-- BEGIN RECORDS SUPPLIED --

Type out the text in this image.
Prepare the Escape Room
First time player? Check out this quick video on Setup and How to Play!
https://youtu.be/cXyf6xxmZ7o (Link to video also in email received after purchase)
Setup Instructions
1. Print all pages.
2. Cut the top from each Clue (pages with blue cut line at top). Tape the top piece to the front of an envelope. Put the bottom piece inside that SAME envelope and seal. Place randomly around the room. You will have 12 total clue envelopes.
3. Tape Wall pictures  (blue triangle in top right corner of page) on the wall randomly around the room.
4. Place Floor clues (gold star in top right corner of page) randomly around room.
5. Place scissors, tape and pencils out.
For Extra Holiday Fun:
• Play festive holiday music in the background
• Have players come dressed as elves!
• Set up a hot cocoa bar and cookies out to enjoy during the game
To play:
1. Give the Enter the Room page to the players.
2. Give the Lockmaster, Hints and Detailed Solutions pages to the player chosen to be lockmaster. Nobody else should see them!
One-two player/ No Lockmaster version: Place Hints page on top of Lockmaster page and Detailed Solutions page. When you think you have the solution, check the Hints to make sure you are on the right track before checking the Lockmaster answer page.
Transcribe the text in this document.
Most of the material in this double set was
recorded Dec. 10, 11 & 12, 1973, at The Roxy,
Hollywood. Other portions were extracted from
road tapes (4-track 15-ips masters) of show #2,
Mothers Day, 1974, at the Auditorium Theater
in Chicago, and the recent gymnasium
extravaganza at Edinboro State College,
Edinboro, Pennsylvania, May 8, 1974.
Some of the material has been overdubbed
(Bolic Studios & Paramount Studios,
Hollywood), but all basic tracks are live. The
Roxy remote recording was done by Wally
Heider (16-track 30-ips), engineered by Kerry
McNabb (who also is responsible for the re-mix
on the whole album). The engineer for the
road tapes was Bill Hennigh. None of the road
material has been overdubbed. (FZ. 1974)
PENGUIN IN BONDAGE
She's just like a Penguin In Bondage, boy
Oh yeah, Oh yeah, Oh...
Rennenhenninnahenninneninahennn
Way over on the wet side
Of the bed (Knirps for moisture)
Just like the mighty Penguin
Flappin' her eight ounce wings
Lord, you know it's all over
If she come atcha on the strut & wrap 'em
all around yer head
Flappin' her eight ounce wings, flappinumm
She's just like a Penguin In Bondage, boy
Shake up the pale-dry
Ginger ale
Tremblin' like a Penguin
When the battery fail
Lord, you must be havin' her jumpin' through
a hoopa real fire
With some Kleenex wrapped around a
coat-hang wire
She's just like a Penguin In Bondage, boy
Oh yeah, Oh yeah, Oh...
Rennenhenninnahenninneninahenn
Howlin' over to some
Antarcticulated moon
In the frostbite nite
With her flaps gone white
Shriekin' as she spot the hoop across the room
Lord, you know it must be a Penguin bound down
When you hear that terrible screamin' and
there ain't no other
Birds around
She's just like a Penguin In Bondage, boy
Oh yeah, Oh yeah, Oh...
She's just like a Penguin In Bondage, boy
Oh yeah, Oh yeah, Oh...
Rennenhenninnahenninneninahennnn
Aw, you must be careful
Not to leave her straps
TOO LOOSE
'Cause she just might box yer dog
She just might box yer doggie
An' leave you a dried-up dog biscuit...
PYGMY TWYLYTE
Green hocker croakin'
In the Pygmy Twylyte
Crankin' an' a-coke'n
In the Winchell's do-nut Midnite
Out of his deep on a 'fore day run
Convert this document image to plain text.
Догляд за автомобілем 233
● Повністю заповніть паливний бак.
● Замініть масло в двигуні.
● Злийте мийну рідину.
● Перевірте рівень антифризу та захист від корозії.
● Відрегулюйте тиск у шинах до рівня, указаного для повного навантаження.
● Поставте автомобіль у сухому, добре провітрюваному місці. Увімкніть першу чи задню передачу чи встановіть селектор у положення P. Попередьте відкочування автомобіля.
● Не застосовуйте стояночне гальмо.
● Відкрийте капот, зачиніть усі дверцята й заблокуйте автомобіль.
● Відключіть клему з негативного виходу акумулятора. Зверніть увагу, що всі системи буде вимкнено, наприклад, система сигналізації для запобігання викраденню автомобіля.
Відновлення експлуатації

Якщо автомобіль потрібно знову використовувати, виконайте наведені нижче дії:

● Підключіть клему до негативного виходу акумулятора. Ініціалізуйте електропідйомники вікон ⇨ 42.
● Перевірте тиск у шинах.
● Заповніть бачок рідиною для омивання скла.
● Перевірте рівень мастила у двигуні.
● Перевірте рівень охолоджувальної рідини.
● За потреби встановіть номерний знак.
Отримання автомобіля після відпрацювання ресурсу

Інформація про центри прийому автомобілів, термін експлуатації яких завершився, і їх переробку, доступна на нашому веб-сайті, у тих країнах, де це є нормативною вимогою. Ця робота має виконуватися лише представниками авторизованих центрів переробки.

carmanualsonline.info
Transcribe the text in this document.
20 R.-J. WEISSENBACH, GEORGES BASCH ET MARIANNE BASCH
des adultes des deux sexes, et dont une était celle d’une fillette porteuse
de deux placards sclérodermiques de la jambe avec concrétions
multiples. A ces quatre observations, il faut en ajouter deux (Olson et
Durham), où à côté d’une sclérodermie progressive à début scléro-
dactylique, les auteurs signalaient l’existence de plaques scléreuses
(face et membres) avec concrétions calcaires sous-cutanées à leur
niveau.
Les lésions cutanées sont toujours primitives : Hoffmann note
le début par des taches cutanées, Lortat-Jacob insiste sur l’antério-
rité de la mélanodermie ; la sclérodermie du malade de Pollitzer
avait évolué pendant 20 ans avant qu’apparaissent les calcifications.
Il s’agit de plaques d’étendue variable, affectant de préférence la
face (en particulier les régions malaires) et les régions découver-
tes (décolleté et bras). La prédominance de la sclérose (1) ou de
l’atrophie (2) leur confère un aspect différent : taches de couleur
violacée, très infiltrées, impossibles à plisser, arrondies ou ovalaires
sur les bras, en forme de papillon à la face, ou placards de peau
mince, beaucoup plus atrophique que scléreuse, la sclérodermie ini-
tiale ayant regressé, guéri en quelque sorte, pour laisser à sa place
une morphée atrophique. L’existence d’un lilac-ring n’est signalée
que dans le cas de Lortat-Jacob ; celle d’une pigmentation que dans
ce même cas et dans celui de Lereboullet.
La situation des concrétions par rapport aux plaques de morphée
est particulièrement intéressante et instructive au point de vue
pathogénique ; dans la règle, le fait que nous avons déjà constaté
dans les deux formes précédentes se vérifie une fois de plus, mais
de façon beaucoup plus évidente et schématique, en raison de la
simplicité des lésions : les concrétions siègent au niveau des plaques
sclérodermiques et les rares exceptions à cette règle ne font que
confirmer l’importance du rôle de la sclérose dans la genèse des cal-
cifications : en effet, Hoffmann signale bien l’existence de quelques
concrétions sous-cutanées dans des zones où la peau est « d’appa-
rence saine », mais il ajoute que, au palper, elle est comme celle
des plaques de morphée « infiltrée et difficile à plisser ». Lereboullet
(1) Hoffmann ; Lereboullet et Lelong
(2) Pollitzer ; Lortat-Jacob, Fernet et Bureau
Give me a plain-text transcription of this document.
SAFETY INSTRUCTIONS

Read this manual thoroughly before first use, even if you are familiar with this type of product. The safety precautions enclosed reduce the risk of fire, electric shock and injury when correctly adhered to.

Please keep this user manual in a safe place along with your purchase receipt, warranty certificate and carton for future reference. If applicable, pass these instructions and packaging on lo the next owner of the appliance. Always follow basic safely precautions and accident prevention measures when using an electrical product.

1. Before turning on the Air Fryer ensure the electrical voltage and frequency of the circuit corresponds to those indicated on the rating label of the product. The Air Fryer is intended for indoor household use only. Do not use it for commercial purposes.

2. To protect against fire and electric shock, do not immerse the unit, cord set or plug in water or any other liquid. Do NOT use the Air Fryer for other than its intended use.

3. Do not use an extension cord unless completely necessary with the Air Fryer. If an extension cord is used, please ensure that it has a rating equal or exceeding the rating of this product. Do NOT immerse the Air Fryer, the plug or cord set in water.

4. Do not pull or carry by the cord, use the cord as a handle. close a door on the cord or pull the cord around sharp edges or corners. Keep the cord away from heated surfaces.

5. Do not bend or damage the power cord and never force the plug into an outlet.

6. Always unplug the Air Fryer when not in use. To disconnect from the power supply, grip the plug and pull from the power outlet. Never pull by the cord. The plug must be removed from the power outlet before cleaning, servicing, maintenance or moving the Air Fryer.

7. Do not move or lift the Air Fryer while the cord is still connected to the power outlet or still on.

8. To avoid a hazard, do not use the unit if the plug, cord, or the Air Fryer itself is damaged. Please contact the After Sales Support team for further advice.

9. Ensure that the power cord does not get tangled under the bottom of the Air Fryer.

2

-- END RECORDS SUPPLIED --

Count how many lines above carry the word "bottom". Only the number is required.

2